┌─ Input

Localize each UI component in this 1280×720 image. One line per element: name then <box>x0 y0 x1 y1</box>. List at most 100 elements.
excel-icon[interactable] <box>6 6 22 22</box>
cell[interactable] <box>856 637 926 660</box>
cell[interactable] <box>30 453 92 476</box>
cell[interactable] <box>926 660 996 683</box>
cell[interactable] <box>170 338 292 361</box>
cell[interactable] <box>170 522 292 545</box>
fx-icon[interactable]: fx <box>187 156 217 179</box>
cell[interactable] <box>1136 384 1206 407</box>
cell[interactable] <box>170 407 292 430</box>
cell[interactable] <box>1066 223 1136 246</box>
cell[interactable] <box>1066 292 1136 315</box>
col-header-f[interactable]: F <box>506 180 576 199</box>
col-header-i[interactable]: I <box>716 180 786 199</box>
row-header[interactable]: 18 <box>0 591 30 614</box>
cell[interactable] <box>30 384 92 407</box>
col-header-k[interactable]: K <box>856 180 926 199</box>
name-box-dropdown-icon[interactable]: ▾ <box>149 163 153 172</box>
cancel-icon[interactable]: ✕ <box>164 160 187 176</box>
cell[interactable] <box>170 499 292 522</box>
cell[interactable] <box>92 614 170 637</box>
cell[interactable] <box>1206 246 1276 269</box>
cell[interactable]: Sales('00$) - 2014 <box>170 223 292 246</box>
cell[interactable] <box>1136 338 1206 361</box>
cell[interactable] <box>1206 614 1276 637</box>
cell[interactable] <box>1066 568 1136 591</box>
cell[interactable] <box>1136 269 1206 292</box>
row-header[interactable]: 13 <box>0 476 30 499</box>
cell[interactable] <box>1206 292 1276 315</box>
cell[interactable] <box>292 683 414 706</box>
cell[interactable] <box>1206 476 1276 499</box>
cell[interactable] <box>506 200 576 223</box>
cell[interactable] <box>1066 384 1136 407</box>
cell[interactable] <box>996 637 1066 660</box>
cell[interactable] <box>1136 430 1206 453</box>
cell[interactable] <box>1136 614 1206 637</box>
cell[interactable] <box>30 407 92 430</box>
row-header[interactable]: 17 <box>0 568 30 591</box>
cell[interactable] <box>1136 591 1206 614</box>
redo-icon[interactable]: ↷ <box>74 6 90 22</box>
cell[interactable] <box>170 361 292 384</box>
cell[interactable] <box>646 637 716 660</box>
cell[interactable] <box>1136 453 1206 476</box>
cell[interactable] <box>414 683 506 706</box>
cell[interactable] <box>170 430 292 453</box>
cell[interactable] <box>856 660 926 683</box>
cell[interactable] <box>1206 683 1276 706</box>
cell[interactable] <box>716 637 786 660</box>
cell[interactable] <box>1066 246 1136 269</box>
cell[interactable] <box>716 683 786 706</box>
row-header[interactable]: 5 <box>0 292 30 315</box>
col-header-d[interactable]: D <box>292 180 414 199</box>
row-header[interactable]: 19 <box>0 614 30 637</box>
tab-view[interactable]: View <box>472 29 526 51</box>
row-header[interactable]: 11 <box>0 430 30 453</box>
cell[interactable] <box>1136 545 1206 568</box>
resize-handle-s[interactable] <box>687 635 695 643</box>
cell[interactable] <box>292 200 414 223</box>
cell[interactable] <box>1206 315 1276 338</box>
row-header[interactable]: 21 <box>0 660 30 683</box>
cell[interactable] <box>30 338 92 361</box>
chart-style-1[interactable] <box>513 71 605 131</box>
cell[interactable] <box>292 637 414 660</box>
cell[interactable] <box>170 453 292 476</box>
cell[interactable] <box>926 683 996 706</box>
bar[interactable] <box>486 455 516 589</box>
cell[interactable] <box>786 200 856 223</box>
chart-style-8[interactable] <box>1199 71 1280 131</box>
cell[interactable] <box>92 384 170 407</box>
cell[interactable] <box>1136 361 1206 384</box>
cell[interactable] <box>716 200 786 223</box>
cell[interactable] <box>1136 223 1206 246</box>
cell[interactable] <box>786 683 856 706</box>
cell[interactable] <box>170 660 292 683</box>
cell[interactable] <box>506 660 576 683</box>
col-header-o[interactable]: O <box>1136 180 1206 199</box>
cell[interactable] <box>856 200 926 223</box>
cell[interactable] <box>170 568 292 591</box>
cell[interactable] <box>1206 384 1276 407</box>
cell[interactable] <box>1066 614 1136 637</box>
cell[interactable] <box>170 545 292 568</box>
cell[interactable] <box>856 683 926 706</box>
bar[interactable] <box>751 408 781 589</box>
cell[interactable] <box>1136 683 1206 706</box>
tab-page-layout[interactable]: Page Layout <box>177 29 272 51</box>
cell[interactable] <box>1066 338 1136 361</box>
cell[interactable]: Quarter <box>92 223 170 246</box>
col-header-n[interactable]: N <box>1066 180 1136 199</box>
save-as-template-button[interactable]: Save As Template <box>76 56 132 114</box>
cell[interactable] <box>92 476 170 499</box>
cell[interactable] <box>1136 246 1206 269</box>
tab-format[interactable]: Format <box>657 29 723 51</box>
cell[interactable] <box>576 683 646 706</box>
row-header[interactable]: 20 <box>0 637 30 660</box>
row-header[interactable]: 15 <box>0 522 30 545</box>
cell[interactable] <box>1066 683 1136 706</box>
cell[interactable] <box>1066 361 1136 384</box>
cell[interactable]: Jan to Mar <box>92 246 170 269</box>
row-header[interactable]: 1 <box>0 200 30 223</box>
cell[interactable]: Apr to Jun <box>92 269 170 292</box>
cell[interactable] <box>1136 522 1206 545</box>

└─

▸ **Required work**: Swap "UI component" for "interface control" throughout every item, and reproduce the lines with nothing else altered.

▸ **Response to this exercise**:
Localize each interface control in this 1280×720 image. One line per element: name then <box>x0 y0 x1 y1</box>. List at most 100 elements.
excel-icon[interactable] <box>6 6 22 22</box>
cell[interactable] <box>856 637 926 660</box>
cell[interactable] <box>30 453 92 476</box>
cell[interactable] <box>926 660 996 683</box>
cell[interactable] <box>170 338 292 361</box>
cell[interactable] <box>170 522 292 545</box>
fx-icon[interactable]: fx <box>187 156 217 179</box>
cell[interactable] <box>1136 384 1206 407</box>
cell[interactable] <box>170 407 292 430</box>
cell[interactable] <box>1066 223 1136 246</box>
cell[interactable] <box>1066 292 1136 315</box>
col-header-f[interactable]: F <box>506 180 576 199</box>
col-header-i[interactable]: I <box>716 180 786 199</box>
row-header[interactable]: 18 <box>0 591 30 614</box>
cell[interactable] <box>30 384 92 407</box>
col-header-k[interactable]: K <box>856 180 926 199</box>
name-box-dropdown-icon[interactable]: ▾ <box>149 163 153 172</box>
cancel-icon[interactable]: ✕ <box>164 160 187 176</box>
cell[interactable] <box>170 499 292 522</box>
cell[interactable] <box>92 614 170 637</box>
cell[interactable] <box>1206 246 1276 269</box>
cell[interactable]: Sales('00$) - 2014 <box>170 223 292 246</box>
cell[interactable] <box>1136 338 1206 361</box>
cell[interactable] <box>1206 614 1276 637</box>
cell[interactable] <box>1066 568 1136 591</box>
cell[interactable] <box>1136 269 1206 292</box>
row-header[interactable]: 13 <box>0 476 30 499</box>
cell[interactable] <box>1206 292 1276 315</box>
cell[interactable] <box>292 683 414 706</box>
cell[interactable] <box>1206 476 1276 499</box>
cell[interactable] <box>506 200 576 223</box>
cell[interactable] <box>1066 384 1136 407</box>
cell[interactable] <box>996 637 1066 660</box>
cell[interactable] <box>1136 430 1206 453</box>
cell[interactable] <box>1136 614 1206 637</box>
cell[interactable] <box>30 407 92 430</box>
row-header[interactable]: 17 <box>0 568 30 591</box>
cell[interactable] <box>1136 591 1206 614</box>
redo-icon[interactable]: ↷ <box>74 6 90 22</box>
cell[interactable] <box>170 361 292 384</box>
cell[interactable] <box>646 637 716 660</box>
cell[interactable] <box>1136 453 1206 476</box>
cell[interactable] <box>414 683 506 706</box>
cell[interactable] <box>170 430 292 453</box>
cell[interactable] <box>856 660 926 683</box>
cell[interactable] <box>1206 683 1276 706</box>
cell[interactable] <box>716 637 786 660</box>
cell[interactable] <box>1066 246 1136 269</box>
cell[interactable] <box>716 683 786 706</box>
row-header[interactable]: 5 <box>0 292 30 315</box>
col-header-d[interactable]: D <box>292 180 414 199</box>
row-header[interactable]: 19 <box>0 614 30 637</box>
tab-view[interactable]: View <box>472 29 526 51</box>
row-header[interactable]: 11 <box>0 430 30 453</box>
cell[interactable] <box>1136 545 1206 568</box>
resize-handle-s[interactable] <box>687 635 695 643</box>
cell[interactable] <box>292 200 414 223</box>
cell[interactable] <box>1206 315 1276 338</box>
row-header[interactable]: 21 <box>0 660 30 683</box>
cell[interactable] <box>30 338 92 361</box>
chart-style-1[interactable] <box>513 71 605 131</box>
cell[interactable] <box>292 637 414 660</box>
cell[interactable] <box>170 453 292 476</box>
cell[interactable] <box>926 683 996 706</box>
bar[interactable] <box>486 455 516 589</box>
cell[interactable] <box>786 200 856 223</box>
chart-style-8[interactable] <box>1199 71 1280 131</box>
cell[interactable] <box>92 384 170 407</box>
cell[interactable] <box>1136 361 1206 384</box>
cell[interactable] <box>716 200 786 223</box>
cell[interactable] <box>1136 223 1206 246</box>
cell[interactable] <box>786 683 856 706</box>
cell[interactable] <box>170 660 292 683</box>
cell[interactable] <box>506 660 576 683</box>
col-header-o[interactable]: O <box>1136 180 1206 199</box>
cell[interactable] <box>856 200 926 223</box>
cell[interactable] <box>170 568 292 591</box>
cell[interactable] <box>1206 384 1276 407</box>
cell[interactable] <box>1066 614 1136 637</box>
cell[interactable] <box>170 545 292 568</box>
cell[interactable] <box>856 683 926 706</box>
bar[interactable] <box>751 408 781 589</box>
cell[interactable] <box>1136 683 1206 706</box>
tab-page-layout[interactable]: Page Layout <box>177 29 272 51</box>
cell[interactable] <box>1066 338 1136 361</box>
cell[interactable]: Quarter <box>92 223 170 246</box>
col-header-n[interactable]: N <box>1066 180 1136 199</box>
save-as-template-button[interactable]: Save As Template <box>76 56 132 114</box>
cell[interactable] <box>92 476 170 499</box>
cell[interactable] <box>1136 246 1206 269</box>
tab-format[interactable]: Format <box>657 29 723 51</box>
cell[interactable] <box>576 683 646 706</box>
row-header[interactable]: 20 <box>0 637 30 660</box>
row-header[interactable]: 15 <box>0 522 30 545</box>
cell[interactable] <box>1066 683 1136 706</box>
cell[interactable] <box>1066 361 1136 384</box>
cell[interactable]: Jan to Mar <box>92 246 170 269</box>
row-header[interactable]: 1 <box>0 200 30 223</box>
cell[interactable]: Apr to Jun <box>92 269 170 292</box>
cell[interactable] <box>1136 522 1206 545</box>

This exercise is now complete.